## EXERCISE PROMPT:
Please output every line of the material as it stands, without the pictures.

## RAW RECORDS:
- - - - - - -

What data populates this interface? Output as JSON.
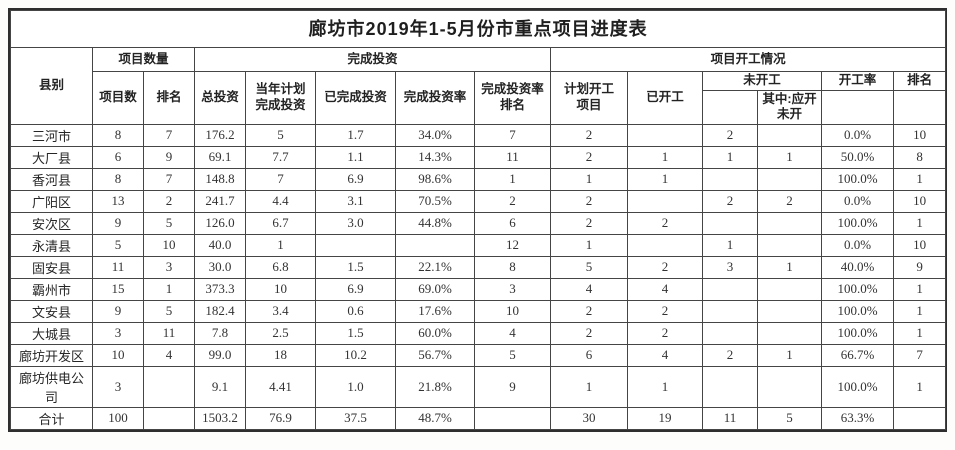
{
  "title": "廊坊市2019年1-5月份市重点项目进度表",
  "table": {
    "header": {
      "county": "县别",
      "group_count": "项目数量",
      "group_invest": "完成投资",
      "group_start": "项目开工情况",
      "project_count": "项目数",
      "count_rank": "排名",
      "total_invest": "总投资",
      "plan_invest": "当年计划\n完成投资",
      "done_invest": "已完成投资",
      "invest_rate": "完成投资率",
      "invest_rate_rank": "完成投资率\n排名",
      "plan_start": "计划开工\n项目",
      "started": "已开工",
      "not_started": "未开工",
      "not_started_sub1": "",
      "should_start_not_started": "其中:应开\n未开",
      "start_rate": "开工率",
      "start_rank": "排名",
      "hr3_blank_under_not_started": "",
      "hr3_blank_under_start_rate": "",
      "hr3_blank_under_start_rank": ""
    },
    "rows": [
      {
        "county": "三河市",
        "cells": [
          "8",
          "7",
          "176.2",
          "5",
          "1.7",
          "34.0%",
          "7",
          "2",
          "",
          "2",
          "",
          "0.0%",
          "10"
        ]
      },
      {
        "county": "大厂县",
        "cells": [
          "6",
          "9",
          "69.1",
          "7.7",
          "1.1",
          "14.3%",
          "11",
          "2",
          "1",
          "1",
          "1",
          "50.0%",
          "8"
        ]
      },
      {
        "county": "香河县",
        "cells": [
          "8",
          "7",
          "148.8",
          "7",
          "6.9",
          "98.6%",
          "1",
          "1",
          "1",
          "",
          "",
          "100.0%",
          "1"
        ]
      },
      {
        "county": "广阳区",
        "cells": [
          "13",
          "2",
          "241.7",
          "4.4",
          "3.1",
          "70.5%",
          "2",
          "2",
          "",
          "2",
          "2",
          "0.0%",
          "10"
        ]
      },
      {
        "county": "安次区",
        "cells": [
          "9",
          "5",
          "126.0",
          "6.7",
          "3.0",
          "44.8%",
          "6",
          "2",
          "2",
          "",
          "",
          "100.0%",
          "1"
        ]
      },
      {
        "county": "永清县",
        "cells": [
          "5",
          "10",
          "40.0",
          "1",
          "",
          "",
          "12",
          "1",
          "",
          "1",
          "",
          "0.0%",
          "10"
        ]
      },
      {
        "county": "固安县",
        "cells": [
          "11",
          "3",
          "30.0",
          "6.8",
          "1.5",
          "22.1%",
          "8",
          "5",
          "2",
          "3",
          "1",
          "40.0%",
          "9"
        ]
      },
      {
        "county": "霸州市",
        "cells": [
          "15",
          "1",
          "373.3",
          "10",
          "6.9",
          "69.0%",
          "3",
          "4",
          "4",
          "",
          "",
          "100.0%",
          "1"
        ]
      },
      {
        "county": "文安县",
        "cells": [
          "9",
          "5",
          "182.4",
          "3.4",
          "0.6",
          "17.6%",
          "10",
          "2",
          "2",
          "",
          "",
          "100.0%",
          "1"
        ]
      },
      {
        "county": "大城县",
        "cells": [
          "3",
          "11",
          "7.8",
          "2.5",
          "1.5",
          "60.0%",
          "4",
          "2",
          "2",
          "",
          "",
          "100.0%",
          "1"
        ]
      },
      {
        "county": "廊坊开发区",
        "cells": [
          "10",
          "4",
          "99.0",
          "18",
          "10.2",
          "56.7%",
          "5",
          "6",
          "4",
          "2",
          "1",
          "66.7%",
          "7"
        ]
      },
      {
        "county": "廊坊供电公司",
        "cells": [
          "3",
          "",
          "9.1",
          "4.41",
          "1.0",
          "21.8%",
          "9",
          "1",
          "1",
          "",
          "",
          "100.0%",
          "1"
        ]
      },
      {
        "county": "合计",
        "cells": [
          "100",
          "",
          "1503.2",
          "76.9",
          "37.5",
          "48.7%",
          "",
          "30",
          "19",
          "11",
          "5",
          "63.3%",
          ""
        ]
      }
    ]
  },
  "chart_data": {
    "type": "table",
    "title": "廊坊市2019年1-5月份市重点项目进度表",
    "columns": [
      "县别",
      "项目数",
      "排名",
      "总投资",
      "当年计划完成投资",
      "已完成投资",
      "完成投资率",
      "完成投资率排名",
      "计划开工项目",
      "已开工",
      "未开工",
      "其中:应开未开",
      "开工率",
      "排名"
    ],
    "column_groups": [
      "项目数量",
      "完成投资",
      "项目开工情况"
    ],
    "rows": [
      [
        "三河市",
        8,
        7,
        176.2,
        5,
        1.7,
        "34.0%",
        7,
        2,
        null,
        2,
        null,
        "0.0%",
        10
      ],
      [
        "大厂县",
        6,
        9,
        69.1,
        7.7,
        1.1,
        "14.3%",
        11,
        2,
        1,
        1,
        1,
        "50.0%",
        8
      ],
      [
        "香河县",
        8,
        7,
        148.8,
        7,
        6.9,
        "98.6%",
        1,
        1,
        1,
        null,
        null,
        "100.0%",
        1
      ],
      [
        "广阳区",
        13,
        2,
        241.7,
        4.4,
        3.1,
        "70.5%",
        2,
        2,
        null,
        2,
        2,
        "0.0%",
        10
      ],
      [
        "安次区",
        9,
        5,
        126.0,
        6.7,
        3.0,
        "44.8%",
        6,
        2,
        2,
        null,
        null,
        "100.0%",
        1
      ],
      [
        "永清县",
        5,
        10,
        40.0,
        1,
        null,
        null,
        12,
        1,
        null,
        1,
        null,
        "0.0%",
        10
      ],
      [
        "固安县",
        11,
        3,
        30.0,
        6.8,
        1.5,
        "22.1%",
        8,
        5,
        2,
        3,
        1,
        "40.0%",
        9
      ],
      [
        "霸州市",
        15,
        1,
        373.3,
        10,
        6.9,
        "69.0%",
        3,
        4,
        4,
        null,
        null,
        "100.0%",
        1
      ],
      [
        "文安县",
        9,
        5,
        182.4,
        3.4,
        0.6,
        "17.6%",
        10,
        2,
        2,
        null,
        null,
        "100.0%",
        1
      ],
      [
        "大城县",
        3,
        11,
        7.8,
        2.5,
        1.5,
        "60.0%",
        4,
        2,
        2,
        null,
        null,
        "100.0%",
        1
      ],
      [
        "廊坊开发区",
        10,
        4,
        99.0,
        18,
        10.2,
        "56.7%",
        5,
        6,
        4,
        2,
        1,
        "66.7%",
        7
      ],
      [
        "廊坊供电公司",
        3,
        null,
        9.1,
        4.41,
        1.0,
        "21.8%",
        9,
        1,
        1,
        null,
        null,
        "100.0%",
        1
      ],
      [
        "合计",
        100,
        null,
        1503.2,
        76.9,
        37.5,
        "48.7%",
        null,
        30,
        19,
        11,
        5,
        "63.3%",
        null
      ]
    ]
  }
}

- - - - - - -

## WRITTEN ANSWER:
What data populates this interface? Output as JSON.
{
  "title": "廊坊市2019年1-5月份市重点项目进度表",
  "table": {
    "header": {
      "county": "县别",
      "group_count": "项目数量",
      "group_invest": "完成投资",
      "group_start": "项目开工情况",
      "project_count": "项目数",
      "count_rank": "排名",
      "total_invest": "总投资",
      "plan_invest": "当年计划\n完成投资",
      "done_invest": "已完成投资",
      "invest_rate": "完成投资率",
      "invest_rate_rank": "完成投资率\n排名",
      "plan_start": "计划开工\n项目",
      "started": "已开工",
      "not_started": "未开工",
      "not_started_sub1": "",
      "should_start_not_started": "其中:应开\n未开",
      "start_rate": "开工率",
      "start_rank": "排名",
      "hr3_blank_under_not_started": "",
      "hr3_blank_under_start_rate": "",
      "hr3_blank_under_start_rank": ""
    },
    "rows": [
      {
        "county": "三河市",
        "cells": [
          "8",
          "7",
          "176.2",
          "5",
          "1.7",
          "34.0%",
          "7",
          "2",
          "",
          "2",
          "",
          "0.0%",
          "10"
        ]
      },
      {
        "county": "大厂县",
        "cells": [
          "6",
          "9",
          "69.1",
          "7.7",
          "1.1",
          "14.3%",
          "11",
          "2",
          "1",
          "1",
          "1",
          "50.0%",
          "8"
        ]
      },
      {
        "county": "香河县",
        "cells": [
          "8",
          "7",
          "148.8",
          "7",
          "6.9",
          "98.6%",
          "1",
          "1",
          "1",
          "",
          "",
          "100.0%",
          "1"
        ]
      },
      {
        "county": "广阳区",
        "cells": [
          "13",
          "2",
          "241.7",
          "4.4",
          "3.1",
          "70.5%",
          "2",
          "2",
          "",
          "2",
          "2",
          "0.0%",
          "10"
        ]
      },
      {
        "county": "安次区",
        "cells": [
          "9",
          "5",
          "126.0",
          "6.7",
          "3.0",
          "44.8%",
          "6",
          "2",
          "2",
          "",
          "",
          "100.0%",
          "1"
        ]
      },
      {
        "county": "永清县",
        "cells": [
          "5",
          "10",
          "40.0",
          "1",
          "",
          "",
          "12",
          "1",
          "",
          "1",
          "",
          "0.0%",
          "10"
        ]
      },
      {
        "county": "固安县",
        "cells": [
          "11",
          "3",
          "30.0",
          "6.8",
          "1.5",
          "22.1%",
          "8",
          "5",
          "2",
          "3",
          "1",
          "40.0%",
          "9"
        ]
      },
      {
        "county": "霸州市",
        "cells": [
          "15",
          "1",
          "373.3",
          "10",
          "6.9",
          "69.0%",
          "3",
          "4",
          "4",
          "",
          "",
          "100.0%",
          "1"
        ]
      },
      {
        "county": "文安县",
        "cells": [
          "9",
          "5",
          "182.4",
          "3.4",
          "0.6",
          "17.6%",
          "10",
          "2",
          "2",
          "",
          "",
          "100.0%",
          "1"
        ]
      },
      {
        "county": "大城县",
        "cells": [
          "3",
          "11",
          "7.8",
          "2.5",
          "1.5",
          "60.0%",
          "4",
          "2",
          "2",
          "",
          "",
          "100.0%",
          "1"
        ]
      },
      {
        "county": "廊坊开发区",
        "cells": [
          "10",
          "4",
          "99.0",
          "18",
          "10.2",
          "56.7%",
          "5",
          "6",
          "4",
          "2",
          "1",
          "66.7%",
          "7"
        ]
      },
      {
        "county": "廊坊供电公司",
        "cells": [
          "3",
          "",
          "9.1",
          "4.41",
          "1.0",
          "21.8%",
          "9",
          "1",
          "1",
          "",
          "",
          "100.0%",
          "1"
        ]
      },
      {
        "county": "合计",
        "cells": [
          "100",
          "",
          "1503.2",
          "76.9",
          "37.5",
          "48.7%",
          "",
          "30",
          "19",
          "11",
          "5",
          "63.3%",
          ""
        ]
      }
    ]
  },
  "chart_data": {
    "type": "table",
    "title": "廊坊市2019年1-5月份市重点项目进度表",
    "columns": [
      "县别",
      "项目数",
      "排名",
      "总投资",
      "当年计划完成投资",
      "已完成投资",
      "完成投资率",
      "完成投资率排名",
      "计划开工项目",
      "已开工",
      "未开工",
      "其中:应开未开",
      "开工率",
      "排名"
    ],
    "column_groups": [
      "项目数量",
      "完成投资",
      "项目开工情况"
    ],
    "rows": [
      [
        "三河市",
        8,
        7,
        176.2,
        5,
        1.7,
        "34.0%",
        7,
        2,
        null,
        2,
        null,
        "0.0%",
        10
      ],
      [
        "大厂县",
        6,
        9,
        69.1,
        7.7,
        1.1,
        "14.3%",
        11,
        2,
        1,
        1,
        1,
        "50.0%",
        8
      ],
      [
        "香河县",
        8,
        7,
        148.8,
        7,
        6.9,
        "98.6%",
        1,
        1,
        1,
        null,
        null,
        "100.0%",
        1
      ],
      [
        "广阳区",
        13,
        2,
        241.7,
        4.4,
        3.1,
        "70.5%",
        2,
        2,
        null,
        2,
        2,
        "0.0%",
        10
      ],
      [
        "安次区",
        9,
        5,
        126.0,
        6.7,
        3.0,
        "44.8%",
        6,
        2,
        2,
        null,
        null,
        "100.0%",
        1
      ],
      [
        "永清县",
        5,
        10,
        40.0,
        1,
        null,
        null,
        12,
        1,
        null,
        1,
        null,
        "0.0%",
        10
      ],
      [
        "固安县",
        11,
        3,
        30.0,
        6.8,
        1.5,
        "22.1%",
        8,
        5,
        2,
        3,
        1,
        "40.0%",
        9
      ],
      [
        "霸州市",
        15,
        1,
        373.3,
        10,
        6.9,
        "69.0%",
        3,
        4,
        4,
        null,
        null,
        "100.0%",
        1
      ],
      [
        "文安县",
        9,
        5,
        182.4,
        3.4,
        0.6,
        "17.6%",
        10,
        2,
        2,
        null,
        null,
        "100.0%",
        1
      ],
      [
        "大城县",
        3,
        11,
        7.8,
        2.5,
        1.5,
        "60.0%",
        4,
        2,
        2,
        null,
        null,
        "100.0%",
        1
      ],
      [
        "廊坊开发区",
        10,
        4,
        99.0,
        18,
        10.2,
        "56.7%",
        5,
        6,
        4,
        2,
        1,
        "66.7%",
        7
      ],
      [
        "廊坊供电公司",
        3,
        null,
        9.1,
        4.41,
        1.0,
        "21.8%",
        9,
        1,
        1,
        null,
        null,
        "100.0%",
        1
      ],
      [
        "合计",
        100,
        null,
        1503.2,
        76.9,
        37.5,
        "48.7%",
        null,
        30,
        19,
        11,
        5,
        "63.3%",
        null
      ]
    ]
  }
}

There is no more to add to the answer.